[Brief] Could you copy, character for character, the lines in the items below from the line containing "svg-text:Extreme Aggression to" up to and including the line containing "svg-text:Arousal: Arousal (175, 451, 221, 466)", and give nothing else?

————

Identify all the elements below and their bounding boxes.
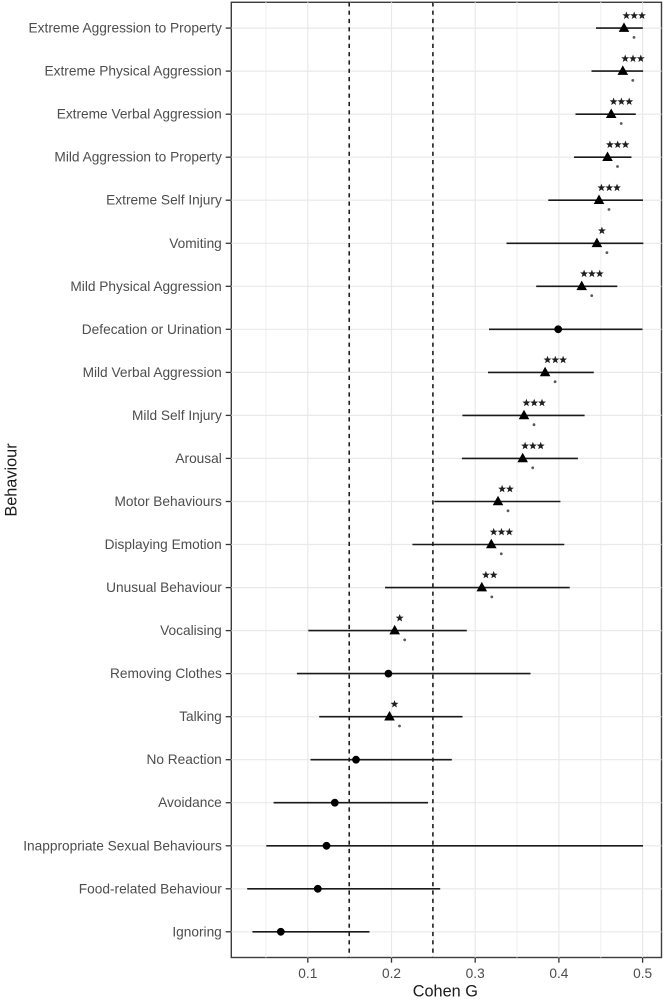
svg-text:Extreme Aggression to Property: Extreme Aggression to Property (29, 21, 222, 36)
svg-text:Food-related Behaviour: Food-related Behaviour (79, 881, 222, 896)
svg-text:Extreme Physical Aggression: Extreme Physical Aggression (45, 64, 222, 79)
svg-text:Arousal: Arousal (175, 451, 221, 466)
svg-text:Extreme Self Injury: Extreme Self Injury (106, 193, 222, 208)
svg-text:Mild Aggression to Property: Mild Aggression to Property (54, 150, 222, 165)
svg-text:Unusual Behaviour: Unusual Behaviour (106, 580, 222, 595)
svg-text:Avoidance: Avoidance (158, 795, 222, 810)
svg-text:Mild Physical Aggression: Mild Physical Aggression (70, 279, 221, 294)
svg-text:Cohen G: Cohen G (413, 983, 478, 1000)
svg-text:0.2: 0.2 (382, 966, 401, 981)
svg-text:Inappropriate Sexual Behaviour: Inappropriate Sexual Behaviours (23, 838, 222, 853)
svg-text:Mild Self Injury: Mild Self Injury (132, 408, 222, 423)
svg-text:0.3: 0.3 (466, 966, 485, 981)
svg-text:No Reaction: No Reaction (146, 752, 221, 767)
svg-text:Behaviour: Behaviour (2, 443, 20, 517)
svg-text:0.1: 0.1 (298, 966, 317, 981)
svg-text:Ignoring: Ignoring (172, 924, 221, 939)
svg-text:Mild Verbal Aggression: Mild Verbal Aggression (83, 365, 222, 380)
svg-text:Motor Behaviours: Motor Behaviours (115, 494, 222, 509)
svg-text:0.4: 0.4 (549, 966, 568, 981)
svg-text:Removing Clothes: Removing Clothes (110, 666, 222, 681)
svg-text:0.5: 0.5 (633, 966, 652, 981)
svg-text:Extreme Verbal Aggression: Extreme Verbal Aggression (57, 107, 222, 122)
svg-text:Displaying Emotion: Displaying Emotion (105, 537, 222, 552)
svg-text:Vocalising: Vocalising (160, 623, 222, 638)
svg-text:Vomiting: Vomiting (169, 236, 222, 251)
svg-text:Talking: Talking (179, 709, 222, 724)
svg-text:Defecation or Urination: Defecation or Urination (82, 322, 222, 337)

————

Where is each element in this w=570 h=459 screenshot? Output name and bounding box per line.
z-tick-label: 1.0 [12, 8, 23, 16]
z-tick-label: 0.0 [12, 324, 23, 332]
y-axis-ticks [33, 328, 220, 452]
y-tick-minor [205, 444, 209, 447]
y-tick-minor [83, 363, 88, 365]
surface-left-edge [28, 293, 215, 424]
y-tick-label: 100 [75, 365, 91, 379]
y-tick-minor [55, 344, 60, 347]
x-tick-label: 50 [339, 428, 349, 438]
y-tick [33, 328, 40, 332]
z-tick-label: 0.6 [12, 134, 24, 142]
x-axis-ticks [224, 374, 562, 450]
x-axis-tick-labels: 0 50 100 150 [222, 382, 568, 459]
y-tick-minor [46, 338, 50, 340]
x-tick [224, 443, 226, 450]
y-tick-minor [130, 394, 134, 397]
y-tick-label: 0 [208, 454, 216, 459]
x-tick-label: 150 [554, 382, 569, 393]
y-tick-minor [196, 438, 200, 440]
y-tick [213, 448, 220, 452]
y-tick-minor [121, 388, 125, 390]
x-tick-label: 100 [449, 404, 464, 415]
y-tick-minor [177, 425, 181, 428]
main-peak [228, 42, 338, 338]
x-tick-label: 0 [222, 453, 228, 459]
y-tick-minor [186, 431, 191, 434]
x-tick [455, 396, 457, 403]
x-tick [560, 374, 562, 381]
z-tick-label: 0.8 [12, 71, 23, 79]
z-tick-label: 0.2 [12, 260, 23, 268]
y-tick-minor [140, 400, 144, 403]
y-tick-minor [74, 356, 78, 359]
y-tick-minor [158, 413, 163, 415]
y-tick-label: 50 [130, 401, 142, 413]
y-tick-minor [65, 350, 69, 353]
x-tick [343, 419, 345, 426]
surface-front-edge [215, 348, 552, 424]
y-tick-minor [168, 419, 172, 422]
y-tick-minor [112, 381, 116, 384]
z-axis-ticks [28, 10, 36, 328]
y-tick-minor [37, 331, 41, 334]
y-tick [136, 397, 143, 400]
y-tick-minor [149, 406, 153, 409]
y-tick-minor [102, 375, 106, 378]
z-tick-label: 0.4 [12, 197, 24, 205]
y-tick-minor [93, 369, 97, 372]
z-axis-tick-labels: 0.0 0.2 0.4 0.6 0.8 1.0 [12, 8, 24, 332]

————

[Full output]
svg-text:Extreme Aggression to Property: Extreme Aggression to Property (29, 21, 222, 36)
svg-text:Food-related Behaviour: Food-related Behaviour (79, 881, 222, 896)
svg-text:Extreme Physical Aggression: Extreme Physical Aggression (45, 64, 222, 79)
svg-text:Arousal: Arousal (175, 451, 221, 466)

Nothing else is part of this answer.